Reading text
****

However, these networks are highly complex and require more computing resources and time.The models mentioned above exhibit a trade-off between high accuracy and high model complexity, with lower model complexity resulting in lower accuracy. Our goal is to find a balance between model complexity and accuracy, aiming to make the model as lightweight as possible while maintaining a certain level of accuracy. Building upon the aforementioned research, this paper proposes a human pose estimation network called Ghost Attentional Down-sampling Network (GADNet) based on the high-resolution network HRNet.

In GADNet, we have shortened both the high-resolution and low-resolution branches while integrating crucial information from high-resolution data into the low-resolution data, thereby boosting the weight of this valuable information. Furthermore, to drastically reduce the number of parameters and computational complexity, we took inspiration from the Ghost module and SE (Squeeze-and-Excitation) module designs and introduced GaBlock and GdBlock as replacements for the BasicBlock and Down sampling components used in HRNet. Through this approach, GADNet achieves both high prediction accuracy and minimizes the number of parameters and computational complexity of the network.

****

Problem 1
Decide whether each statement agrees with the pose estimation text, answering yes or no and quoting the deciding words: (a) GADNet is built on HRNet; (b) GADNet lengthens the high-resolution branch; (c) the new blocks draw on the Ghost module and SE module designs.
Problem 2
List every distinct name in the pose estimation text that ends in "Net" or "Block".
Problem 3
Copy the pose estimation text between "However, these networks" and "high-resolution network HRNet.", inclusive.

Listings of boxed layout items
****

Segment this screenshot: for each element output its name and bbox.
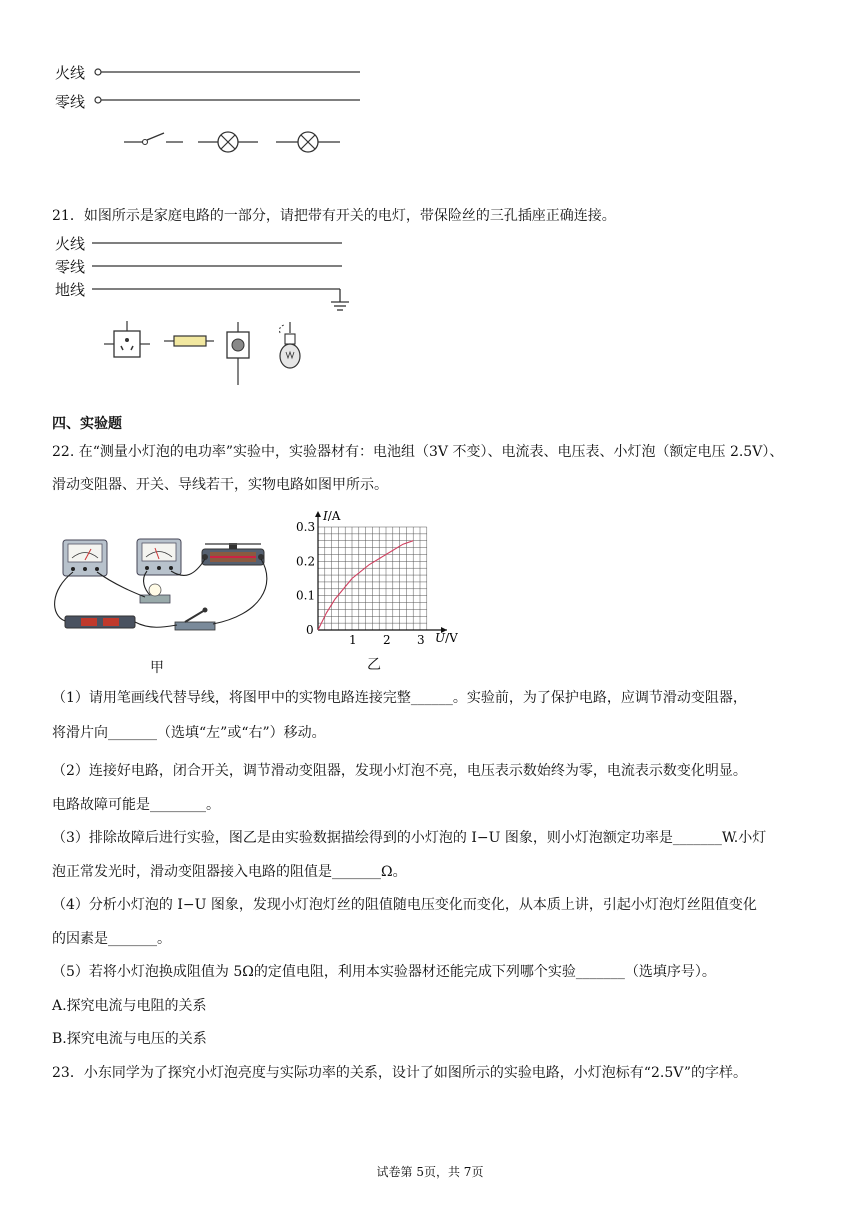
q22-p5-line1: （5）若将小灯泡换成阻值为 5Ω的定值电阻，利用本实验器材还能完成下列哪个实验_______（选填序号）。 bbox=[52, 964, 716, 980]
wall-switch-icon bbox=[227, 322, 249, 385]
q21-circuit-diagram bbox=[90, 230, 370, 390]
q21-live-wire-label: 火线 bbox=[55, 235, 86, 253]
q21-neutral-wire-label: 零线 bbox=[55, 258, 86, 276]
x-tick-label: 1 bbox=[349, 633, 357, 647]
fig20-circuit-diagram bbox=[90, 60, 370, 160]
x-tick-label: 3 bbox=[417, 633, 425, 647]
fuse-icon bbox=[164, 336, 214, 346]
rheostat-icon bbox=[202, 543, 264, 565]
lamp-symbol-1 bbox=[198, 132, 258, 152]
y-tick-label: 0.2 bbox=[296, 554, 316, 569]
neutral-wire bbox=[95, 97, 360, 103]
y-tick-label: 0.3 bbox=[296, 520, 316, 534]
q23-text: 23．小东同学为了探究小灯泡亮度与实际功率的关系，设计了如图所示的实验电路，小灯泡标有“2.5V”的字样。 bbox=[52, 1065, 748, 1081]
battery-icon bbox=[65, 616, 135, 628]
lamp-symbol-2 bbox=[276, 132, 340, 152]
q22-intro-line2: 滑动变阻器、开关、导线若干，实物电路如图甲所示。 bbox=[52, 477, 388, 493]
chart-grid bbox=[318, 527, 427, 630]
y-tick-label: 0.1 bbox=[296, 588, 316, 603]
chart-axes bbox=[315, 511, 447, 633]
light-bulb-icon bbox=[280, 322, 301, 368]
switch-symbol bbox=[124, 133, 183, 145]
ground-symbol bbox=[92, 289, 349, 310]
page-footer: 试卷第 5页，共 7页 bbox=[376, 1165, 484, 1179]
ammeter-icon bbox=[63, 540, 107, 576]
fig-yi-iu-chart bbox=[290, 505, 465, 650]
neutral-wire-label: 零线 bbox=[55, 93, 86, 111]
three-hole-socket-icon bbox=[104, 321, 150, 357]
section-title: 四、实验题 bbox=[52, 416, 122, 432]
q22-p4-line1: （4）分析小灯泡的 I−U 图象，发现小灯泡灯丝的阻值随电压变化而变化，从本质上讲，引起小灯泡灯丝阻值变化 bbox=[52, 897, 757, 913]
q22-p3-line1: （3）排除故障后进行实验，图乙是由实验数据描绘得到的小灯泡的 I−U 图象，则小灯泡额定功率是_______W.小灯 bbox=[52, 830, 767, 846]
q22-p1-line1: （1）请用笔画线代替导线，将图甲中的实物电路连接完整______。实验前，为了保护电路，应调节滑动变阻器， bbox=[52, 690, 747, 706]
q22-p2-line2: 电路故障可能是________。 bbox=[52, 797, 220, 813]
x-tick-label: 0 bbox=[306, 623, 314, 637]
q22-option-a: A.探究电流与电阻的关系 bbox=[52, 998, 207, 1014]
live-wire-label: 火线 bbox=[55, 64, 86, 82]
q22-intro-line1: 22. 在“测量小灯泡的电功率”实验中，实验器材有：电池组（3V 不变）、电流表、电压表、小灯泡（额定电压 2.5V）、 bbox=[52, 444, 784, 460]
fig-yi-caption: 乙 bbox=[367, 657, 381, 673]
chart-tick-labels bbox=[296, 520, 425, 647]
y-axis-arrow bbox=[315, 511, 321, 517]
chart-x-axis-label: U/V bbox=[435, 631, 458, 645]
q21-ground-wire-label: 地线 bbox=[55, 281, 86, 299]
x-tick-label: 2 bbox=[383, 633, 391, 647]
voltmeter-icon bbox=[137, 539, 181, 575]
q22-option-b: B.探究电流与电压的关系 bbox=[52, 1031, 207, 1047]
q21-text: 21．如图所示是家庭电路的一部分，请把带有开关的电灯，带保险丝的三孔插座正确连接。 bbox=[52, 208, 616, 224]
knife-switch-icon bbox=[175, 608, 215, 631]
fig-jia-caption: 甲 bbox=[150, 660, 164, 676]
chart-y-axis-label: I/A bbox=[323, 509, 341, 523]
q22-p1-line2: 将滑片向_______（选填“左”或“右”）移动。 bbox=[52, 725, 326, 741]
q22-p2-line1: （2）连接好电路，闭合开关，调节滑动变阻器，发现小灯泡不亮，电压表示数始终为零，电流表示数变化明显。 bbox=[52, 763, 747, 779]
live-wire bbox=[95, 69, 360, 75]
q22-p3-line2: 泡正常发光时，滑动变阻器接入电路的阻值是_______Ω。 bbox=[52, 864, 407, 880]
fig-jia-physical-circuit bbox=[45, 535, 280, 640]
q22-p4-line2: 的因素是_______。 bbox=[52, 931, 171, 947]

****

Expected answer 1
(a) Yes: "based on the high-resolution network HRNet"
(b) No: "we have shortened both the high-resolution and low-resolution branches"
(c) Yes: "we took inspiration from the Ghost module and SE (Squeeze-and-Excitation) module designs"

Expected answer 2
GADNet, HRNet, GaBlock, GdBlock, BasicBlock

Expected answer 3
However, these networks are highly complex and require more computing resources and time.The models mentioned above exhibit a trade-off between high accuracy and high model complexity, with lower model complexity resulting in lower accuracy. Our goal is to find a balance between model complexity and accuracy, aiming to make the model as lightweight as possible while maintaining a certain level of accuracy. Building upon the aforementioned research, this paper proposes a human pose estimation network called Ghost Attentional Down-sampling Network (GADNet) based on the high-resolution network HRNet.